WHAT TO PRODUCE. Write each line out again exactly as written.

Stored entries:
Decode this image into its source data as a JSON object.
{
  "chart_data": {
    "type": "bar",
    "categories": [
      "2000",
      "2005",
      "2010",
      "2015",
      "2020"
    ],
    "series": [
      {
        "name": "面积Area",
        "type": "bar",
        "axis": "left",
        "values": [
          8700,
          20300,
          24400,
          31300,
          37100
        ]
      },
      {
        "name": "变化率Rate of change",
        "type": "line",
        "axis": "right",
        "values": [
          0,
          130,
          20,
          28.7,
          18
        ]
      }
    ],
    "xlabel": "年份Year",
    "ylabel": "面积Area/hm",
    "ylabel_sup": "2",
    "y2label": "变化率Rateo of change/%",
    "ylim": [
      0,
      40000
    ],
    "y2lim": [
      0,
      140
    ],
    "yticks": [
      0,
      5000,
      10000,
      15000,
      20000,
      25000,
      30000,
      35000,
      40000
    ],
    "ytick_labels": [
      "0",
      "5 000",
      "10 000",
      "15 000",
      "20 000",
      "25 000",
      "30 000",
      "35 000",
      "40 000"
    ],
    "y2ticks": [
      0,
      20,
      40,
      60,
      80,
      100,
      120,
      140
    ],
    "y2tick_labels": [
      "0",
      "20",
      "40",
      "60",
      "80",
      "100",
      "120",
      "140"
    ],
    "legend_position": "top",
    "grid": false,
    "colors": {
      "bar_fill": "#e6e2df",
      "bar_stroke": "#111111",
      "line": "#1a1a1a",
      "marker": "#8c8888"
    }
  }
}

WRITTEN SOLUTION.
Decode this image into its source data as a JSON object.
{
  "chart_data": {
    "type": "bar",
    "categories": [
      "2000",
      "2005",
      "2010",
      "2015",
      "2020"
    ],
    "series": [
      {
        "name": "面积Area",
        "type": "bar",
        "axis": "left",
        "values": [
          8700,
          20300,
          24400,
          31300,
          37100
        ]
      },
      {
        "name": "变化率Rate of change",
        "type": "line",
        "axis": "right",
        "values": [
          0,
          130,
          20,
          28.7,
          18
        ]
      }
    ],
    "xlabel": "年份Year",
    "ylabel": "面积Area/hm",
    "ylabel_sup": "2",
    "y2label": "变化率Rateo of change/%",
    "ylim": [
      0,
      40000
    ],
    "y2lim": [
      0,
      140
    ],
    "yticks": [
      0,
      5000,
      10000,
      15000,
      20000,
      25000,
      30000,
      35000,
      40000
    ],
    "ytick_labels": [
      "0",
      "5 000",
      "10 000",
      "15 000",
      "20 000",
      "25 000",
      "30 000",
      "35 000",
      "40 000"
    ],
    "y2ticks": [
      0,
      20,
      40,
      60,
      80,
      100,
      120,
      140
    ],
    "y2tick_labels": [
      "0",
      "20",
      "40",
      "60",
      "80",
      "100",
      "120",
      "140"
    ],
    "legend_position": "top",
    "grid": false,
    "colors": {
      "bar_fill": "#e6e2df",
      "bar_stroke": "#111111",
      "line": "#1a1a1a",
      "marker": "#8c8888"
    }
  }
}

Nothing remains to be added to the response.